[BEGIN Raw data]

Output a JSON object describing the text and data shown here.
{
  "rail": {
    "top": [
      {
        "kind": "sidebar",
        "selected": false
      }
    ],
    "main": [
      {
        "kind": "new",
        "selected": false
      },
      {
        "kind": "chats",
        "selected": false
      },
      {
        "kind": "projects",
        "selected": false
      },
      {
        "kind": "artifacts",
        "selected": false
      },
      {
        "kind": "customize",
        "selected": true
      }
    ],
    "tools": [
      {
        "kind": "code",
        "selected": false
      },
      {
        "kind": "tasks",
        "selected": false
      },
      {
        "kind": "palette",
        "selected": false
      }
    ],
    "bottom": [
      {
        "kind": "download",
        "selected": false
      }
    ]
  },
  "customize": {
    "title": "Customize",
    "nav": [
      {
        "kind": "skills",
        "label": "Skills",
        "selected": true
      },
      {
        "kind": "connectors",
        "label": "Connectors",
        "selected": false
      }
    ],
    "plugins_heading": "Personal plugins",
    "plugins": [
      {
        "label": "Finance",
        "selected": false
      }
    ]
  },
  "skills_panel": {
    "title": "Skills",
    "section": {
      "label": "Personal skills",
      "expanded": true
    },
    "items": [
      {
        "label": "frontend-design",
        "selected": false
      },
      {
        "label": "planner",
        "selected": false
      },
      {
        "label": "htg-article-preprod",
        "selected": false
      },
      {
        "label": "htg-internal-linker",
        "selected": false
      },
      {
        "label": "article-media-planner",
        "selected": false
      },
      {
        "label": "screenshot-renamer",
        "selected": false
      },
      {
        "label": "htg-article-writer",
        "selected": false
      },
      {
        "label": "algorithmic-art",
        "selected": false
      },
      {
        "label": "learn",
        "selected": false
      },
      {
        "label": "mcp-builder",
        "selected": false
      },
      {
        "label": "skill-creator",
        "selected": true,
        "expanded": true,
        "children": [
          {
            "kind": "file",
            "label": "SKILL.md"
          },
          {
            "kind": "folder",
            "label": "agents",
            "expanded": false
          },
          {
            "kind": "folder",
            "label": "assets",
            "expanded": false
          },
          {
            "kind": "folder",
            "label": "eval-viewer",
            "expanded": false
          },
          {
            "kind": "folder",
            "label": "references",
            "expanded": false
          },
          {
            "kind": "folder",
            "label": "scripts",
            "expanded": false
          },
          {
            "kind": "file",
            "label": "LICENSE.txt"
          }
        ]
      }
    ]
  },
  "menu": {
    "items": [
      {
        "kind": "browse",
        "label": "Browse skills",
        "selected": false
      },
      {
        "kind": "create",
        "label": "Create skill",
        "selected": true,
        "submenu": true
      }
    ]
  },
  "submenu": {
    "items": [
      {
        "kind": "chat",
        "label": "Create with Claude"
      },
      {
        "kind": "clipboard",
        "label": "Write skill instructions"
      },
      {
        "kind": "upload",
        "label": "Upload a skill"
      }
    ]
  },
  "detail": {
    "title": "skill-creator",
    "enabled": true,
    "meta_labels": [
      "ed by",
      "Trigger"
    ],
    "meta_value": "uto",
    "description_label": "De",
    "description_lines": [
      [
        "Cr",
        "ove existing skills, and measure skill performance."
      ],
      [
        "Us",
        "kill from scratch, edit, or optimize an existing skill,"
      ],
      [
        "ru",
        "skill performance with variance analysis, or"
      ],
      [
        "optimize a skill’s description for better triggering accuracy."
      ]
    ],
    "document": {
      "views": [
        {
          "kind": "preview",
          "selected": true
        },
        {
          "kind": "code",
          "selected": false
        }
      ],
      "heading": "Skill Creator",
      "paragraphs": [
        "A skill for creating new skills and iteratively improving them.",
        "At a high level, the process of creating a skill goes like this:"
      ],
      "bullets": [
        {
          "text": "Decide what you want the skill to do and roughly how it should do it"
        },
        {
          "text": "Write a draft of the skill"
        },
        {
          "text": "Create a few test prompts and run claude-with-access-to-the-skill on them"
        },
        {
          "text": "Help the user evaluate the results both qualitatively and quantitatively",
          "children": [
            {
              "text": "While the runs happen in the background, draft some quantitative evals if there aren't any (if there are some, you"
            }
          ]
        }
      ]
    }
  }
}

[END Raw data]

▶ **Requirements**
Check each line of the records for "article" and copy the ones that contain it.

▶ **Result**
        "label": "htg-article-preprod",
        "label": "article-media-planner",
        "label": "htg-article-writer",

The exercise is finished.